======== Records

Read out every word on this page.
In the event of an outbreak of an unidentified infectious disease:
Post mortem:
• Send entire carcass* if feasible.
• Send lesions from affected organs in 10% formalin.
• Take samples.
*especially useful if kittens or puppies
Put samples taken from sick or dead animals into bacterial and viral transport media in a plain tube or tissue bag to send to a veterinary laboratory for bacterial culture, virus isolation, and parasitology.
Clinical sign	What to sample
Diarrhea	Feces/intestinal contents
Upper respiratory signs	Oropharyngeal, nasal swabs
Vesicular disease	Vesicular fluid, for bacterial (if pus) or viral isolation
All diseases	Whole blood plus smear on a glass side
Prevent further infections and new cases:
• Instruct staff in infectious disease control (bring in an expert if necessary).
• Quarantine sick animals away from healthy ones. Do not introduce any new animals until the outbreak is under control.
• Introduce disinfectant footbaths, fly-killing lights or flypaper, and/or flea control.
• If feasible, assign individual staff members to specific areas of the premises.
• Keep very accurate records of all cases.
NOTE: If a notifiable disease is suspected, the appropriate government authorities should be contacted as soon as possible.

================
======== Records

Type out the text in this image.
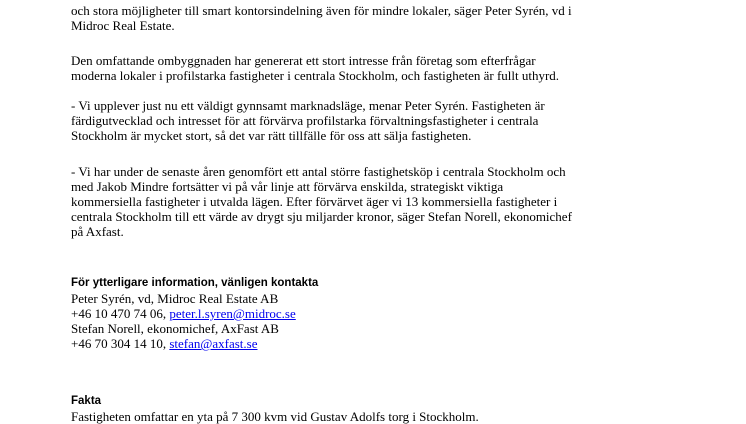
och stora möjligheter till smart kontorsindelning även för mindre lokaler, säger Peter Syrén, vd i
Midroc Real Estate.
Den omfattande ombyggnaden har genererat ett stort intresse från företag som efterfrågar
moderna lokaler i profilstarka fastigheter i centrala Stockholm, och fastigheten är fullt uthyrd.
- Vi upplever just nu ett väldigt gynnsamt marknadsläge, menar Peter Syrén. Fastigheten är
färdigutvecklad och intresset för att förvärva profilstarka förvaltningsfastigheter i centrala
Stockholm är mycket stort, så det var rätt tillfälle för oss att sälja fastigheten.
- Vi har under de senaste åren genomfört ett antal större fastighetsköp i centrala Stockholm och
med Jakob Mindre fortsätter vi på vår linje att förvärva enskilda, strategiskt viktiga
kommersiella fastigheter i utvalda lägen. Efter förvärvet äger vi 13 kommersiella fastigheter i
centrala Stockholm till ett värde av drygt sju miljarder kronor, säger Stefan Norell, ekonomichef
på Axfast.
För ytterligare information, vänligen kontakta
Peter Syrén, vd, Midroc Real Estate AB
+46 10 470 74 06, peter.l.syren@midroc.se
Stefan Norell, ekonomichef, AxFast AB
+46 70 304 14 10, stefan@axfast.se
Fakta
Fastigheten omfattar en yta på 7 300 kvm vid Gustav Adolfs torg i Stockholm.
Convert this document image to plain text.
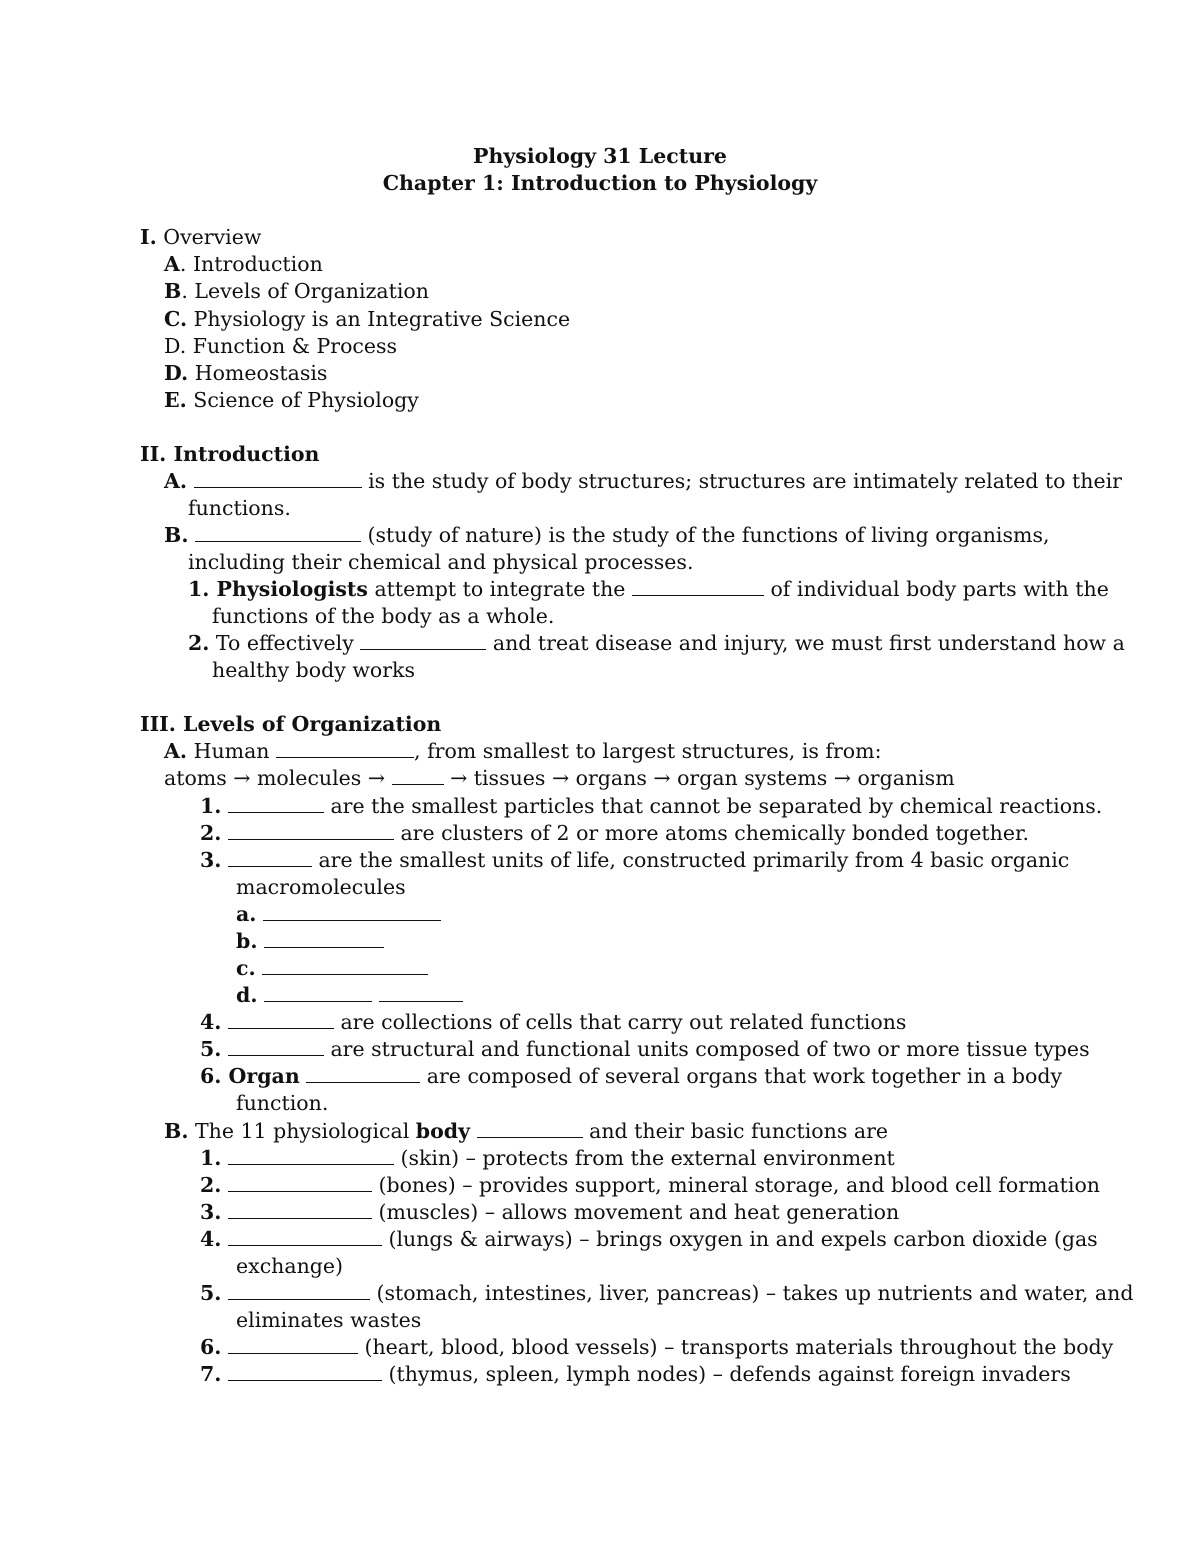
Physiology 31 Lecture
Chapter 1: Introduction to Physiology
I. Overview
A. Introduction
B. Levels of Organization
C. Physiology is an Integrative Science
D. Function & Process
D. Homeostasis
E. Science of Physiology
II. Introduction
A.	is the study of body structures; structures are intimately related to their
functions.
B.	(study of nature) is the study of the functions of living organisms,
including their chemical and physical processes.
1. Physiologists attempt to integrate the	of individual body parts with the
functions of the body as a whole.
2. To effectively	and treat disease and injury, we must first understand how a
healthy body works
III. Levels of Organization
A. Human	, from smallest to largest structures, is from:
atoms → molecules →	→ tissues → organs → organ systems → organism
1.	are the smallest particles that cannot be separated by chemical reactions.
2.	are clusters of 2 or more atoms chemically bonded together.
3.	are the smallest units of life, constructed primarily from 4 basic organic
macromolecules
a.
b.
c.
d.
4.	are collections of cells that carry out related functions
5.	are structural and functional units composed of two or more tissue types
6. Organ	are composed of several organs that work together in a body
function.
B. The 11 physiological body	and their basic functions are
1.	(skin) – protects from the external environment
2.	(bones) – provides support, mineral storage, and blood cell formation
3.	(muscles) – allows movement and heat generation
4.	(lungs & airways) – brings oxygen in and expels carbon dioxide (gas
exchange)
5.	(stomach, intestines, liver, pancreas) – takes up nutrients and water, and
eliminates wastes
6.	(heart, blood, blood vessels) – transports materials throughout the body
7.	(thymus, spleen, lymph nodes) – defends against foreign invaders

================

(Aim of the exercise)
Give only the number of lines above that hold the string "control".

(Answer to this task)
3